• **TEXT BLOCK**:
* * *
Friday, January 4, 2013

Countdown to a Pipeline – More Time To Stop It And More Actions Too




As promised, the Delaware Riverkeeper Network has remained vigilant and active through the holiday season in our efforts to prevent the Tennessee Gas Pipeline Company (TGP) from cutting through our communities, forests, waterways, wetlands, public and private lands, with its Northeast Upgrade Project (NEUP).

We invested in experts who came out to the proposed project site and tromped with us through the state owned lands and some of the private parcels that would be devastated by the project.  Evidence and data was collected and transformed into very solid reports, that should prove our case to any open minded decisionmakers.

On December 29, the first training for how to effectively, safely and legally exercise first amendment rights in response to the forward movement of the NEUP project was held.  There has been so much interest that we have scheduled a second training on January 12.  Be sure to sign up and come and join with others protesting the construction if the NEUP pipeline should it get so far.  http://www.delawareriverkeeper.org/about/event.aspx?Id=315

Yesterday, January 5th, the Delaware Riverkeeper Network received a response to our letter communicating our expectation that the project could not start before final decision of our hearing at the state level challenging state permits for the project.   While opposing counsel responded to our letter with a mischaracterization of the facts, they did affirmatively state that the pipeline company had no plans for tree felling activities before January 17.  They also stated that pipeyard preparation work “will start on or around January 14."

The Countdown Continues but step by step, day by day, we are taking on the Tennessee Gas Pipeline Company and making a difference – pushing further and further back the date when they may even attempt to impose their devastation, let alone legally do so.   With so much on the line how could we not?
* * *
• **REQUIRED ACTIONS**:
[1] Reproduce the pipeline update word for word, between "As promised, the" and "Upgrade Project (NEUP).", inclusive.
[2] Rewrite the listing from its start through the line containing "language-indicator[interactable]: 中文(中国) —", inclusive, substituting "enclosing box" for "bounding box" and changing nothing else; give only those lines.
The pipeline update has no connection to the listing that comes after it.

• **Extracted data listing**:
* * *
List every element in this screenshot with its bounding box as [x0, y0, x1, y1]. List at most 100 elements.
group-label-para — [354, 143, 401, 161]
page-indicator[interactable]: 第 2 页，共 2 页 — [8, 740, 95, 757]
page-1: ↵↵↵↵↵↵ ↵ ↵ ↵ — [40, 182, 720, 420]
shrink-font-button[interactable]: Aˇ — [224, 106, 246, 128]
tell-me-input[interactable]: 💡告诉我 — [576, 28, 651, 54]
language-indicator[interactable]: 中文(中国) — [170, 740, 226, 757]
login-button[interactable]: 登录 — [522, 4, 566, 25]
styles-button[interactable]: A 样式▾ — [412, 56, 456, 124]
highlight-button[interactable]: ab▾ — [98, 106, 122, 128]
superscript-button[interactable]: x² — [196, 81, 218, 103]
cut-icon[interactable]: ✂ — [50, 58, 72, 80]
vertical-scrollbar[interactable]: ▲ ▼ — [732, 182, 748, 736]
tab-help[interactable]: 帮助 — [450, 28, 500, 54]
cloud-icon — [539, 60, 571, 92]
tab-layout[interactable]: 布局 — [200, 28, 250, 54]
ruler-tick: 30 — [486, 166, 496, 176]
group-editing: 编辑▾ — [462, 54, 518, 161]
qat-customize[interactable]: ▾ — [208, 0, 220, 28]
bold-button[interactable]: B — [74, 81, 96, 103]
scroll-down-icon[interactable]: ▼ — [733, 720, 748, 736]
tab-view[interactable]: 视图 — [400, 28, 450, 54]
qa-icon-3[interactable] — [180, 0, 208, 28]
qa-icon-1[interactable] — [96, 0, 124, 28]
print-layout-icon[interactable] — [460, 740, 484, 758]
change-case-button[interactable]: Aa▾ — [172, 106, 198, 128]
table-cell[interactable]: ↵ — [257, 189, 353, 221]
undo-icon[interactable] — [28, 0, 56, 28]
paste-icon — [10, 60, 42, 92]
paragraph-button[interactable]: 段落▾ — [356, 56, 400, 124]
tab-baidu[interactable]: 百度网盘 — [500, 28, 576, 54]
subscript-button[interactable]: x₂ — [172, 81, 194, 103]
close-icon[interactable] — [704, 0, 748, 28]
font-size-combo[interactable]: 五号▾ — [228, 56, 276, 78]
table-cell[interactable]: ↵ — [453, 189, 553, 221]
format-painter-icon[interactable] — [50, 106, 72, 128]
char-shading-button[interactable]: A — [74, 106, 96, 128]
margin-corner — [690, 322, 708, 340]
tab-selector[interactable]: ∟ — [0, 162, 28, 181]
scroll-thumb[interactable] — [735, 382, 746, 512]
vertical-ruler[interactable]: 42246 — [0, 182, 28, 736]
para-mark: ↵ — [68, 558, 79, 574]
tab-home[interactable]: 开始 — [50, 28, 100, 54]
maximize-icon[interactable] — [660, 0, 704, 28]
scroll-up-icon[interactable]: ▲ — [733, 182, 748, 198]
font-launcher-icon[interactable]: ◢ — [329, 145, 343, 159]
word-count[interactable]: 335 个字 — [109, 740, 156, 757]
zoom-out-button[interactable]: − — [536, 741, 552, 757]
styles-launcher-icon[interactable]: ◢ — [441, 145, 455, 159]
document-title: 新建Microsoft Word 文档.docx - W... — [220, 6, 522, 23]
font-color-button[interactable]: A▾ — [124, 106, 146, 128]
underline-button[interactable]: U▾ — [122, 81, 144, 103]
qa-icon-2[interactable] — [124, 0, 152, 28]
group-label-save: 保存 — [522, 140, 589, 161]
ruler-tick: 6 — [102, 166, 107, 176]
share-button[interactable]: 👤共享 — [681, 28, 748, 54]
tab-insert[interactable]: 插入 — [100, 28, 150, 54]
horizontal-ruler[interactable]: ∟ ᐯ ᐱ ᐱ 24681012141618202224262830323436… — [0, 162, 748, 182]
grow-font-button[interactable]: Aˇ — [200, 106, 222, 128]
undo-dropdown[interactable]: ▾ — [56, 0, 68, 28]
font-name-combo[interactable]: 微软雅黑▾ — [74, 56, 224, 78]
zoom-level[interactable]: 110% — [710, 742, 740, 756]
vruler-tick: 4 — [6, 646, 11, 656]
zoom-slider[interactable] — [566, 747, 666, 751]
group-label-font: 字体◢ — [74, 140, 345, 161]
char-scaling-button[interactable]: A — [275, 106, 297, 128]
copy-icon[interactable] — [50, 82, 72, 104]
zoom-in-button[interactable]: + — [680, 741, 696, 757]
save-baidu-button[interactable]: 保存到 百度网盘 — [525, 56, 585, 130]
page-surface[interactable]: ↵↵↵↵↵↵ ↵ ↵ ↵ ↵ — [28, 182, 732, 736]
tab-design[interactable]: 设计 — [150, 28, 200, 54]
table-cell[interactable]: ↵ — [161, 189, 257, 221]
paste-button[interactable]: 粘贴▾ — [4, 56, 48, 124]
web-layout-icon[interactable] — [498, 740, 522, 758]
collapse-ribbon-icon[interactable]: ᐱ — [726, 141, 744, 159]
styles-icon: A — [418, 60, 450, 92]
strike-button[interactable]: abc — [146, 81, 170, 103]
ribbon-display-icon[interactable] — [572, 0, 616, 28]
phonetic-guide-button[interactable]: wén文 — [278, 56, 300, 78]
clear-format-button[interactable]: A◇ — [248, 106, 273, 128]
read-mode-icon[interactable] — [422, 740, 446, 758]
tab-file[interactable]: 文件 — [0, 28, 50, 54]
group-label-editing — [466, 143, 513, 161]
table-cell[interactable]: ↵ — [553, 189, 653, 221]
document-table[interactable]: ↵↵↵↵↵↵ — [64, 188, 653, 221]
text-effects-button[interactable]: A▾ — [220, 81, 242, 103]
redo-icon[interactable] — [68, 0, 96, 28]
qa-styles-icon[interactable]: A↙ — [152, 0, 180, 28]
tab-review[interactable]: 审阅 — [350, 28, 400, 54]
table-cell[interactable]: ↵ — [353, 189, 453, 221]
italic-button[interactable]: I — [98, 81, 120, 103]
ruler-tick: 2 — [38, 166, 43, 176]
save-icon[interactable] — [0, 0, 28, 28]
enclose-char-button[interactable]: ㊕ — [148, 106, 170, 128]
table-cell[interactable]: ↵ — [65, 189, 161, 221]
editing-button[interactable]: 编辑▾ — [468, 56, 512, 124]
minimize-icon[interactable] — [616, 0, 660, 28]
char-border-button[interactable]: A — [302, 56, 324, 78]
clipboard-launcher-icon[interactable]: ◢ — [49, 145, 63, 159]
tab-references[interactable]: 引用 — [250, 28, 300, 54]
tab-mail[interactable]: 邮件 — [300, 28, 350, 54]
* * *
• **IN RESPONSE**:
[1]
As promised, the Delaware Riverkeeper Network has remained vigilant and active through the holiday season in our efforts to prevent the Tennessee Gas Pipeline Company (TGP) from cutting through our communities, forests, waterways, wetlands, public and private lands, with its Northeast Upgrade Project (NEUP).

[2]
List every element in this screenshot with its enclosing box as [x0, y0, x1, y1]. List at most 100 elements.
group-label-para — [354, 143, 401, 161]
page-indicator[interactable]: 第 2 页，共 2 页 — [8, 740, 95, 757]
page-1: ↵↵↵↵↵↵ ↵ ↵ ↵ — [40, 182, 720, 420]
shrink-font-button[interactable]: Aˇ — [224, 106, 246, 128]
tell-me-input[interactable]: 💡告诉我 — [576, 28, 651, 54]
language-indicator[interactable]: 中文(中国) — [170, 740, 226, 757]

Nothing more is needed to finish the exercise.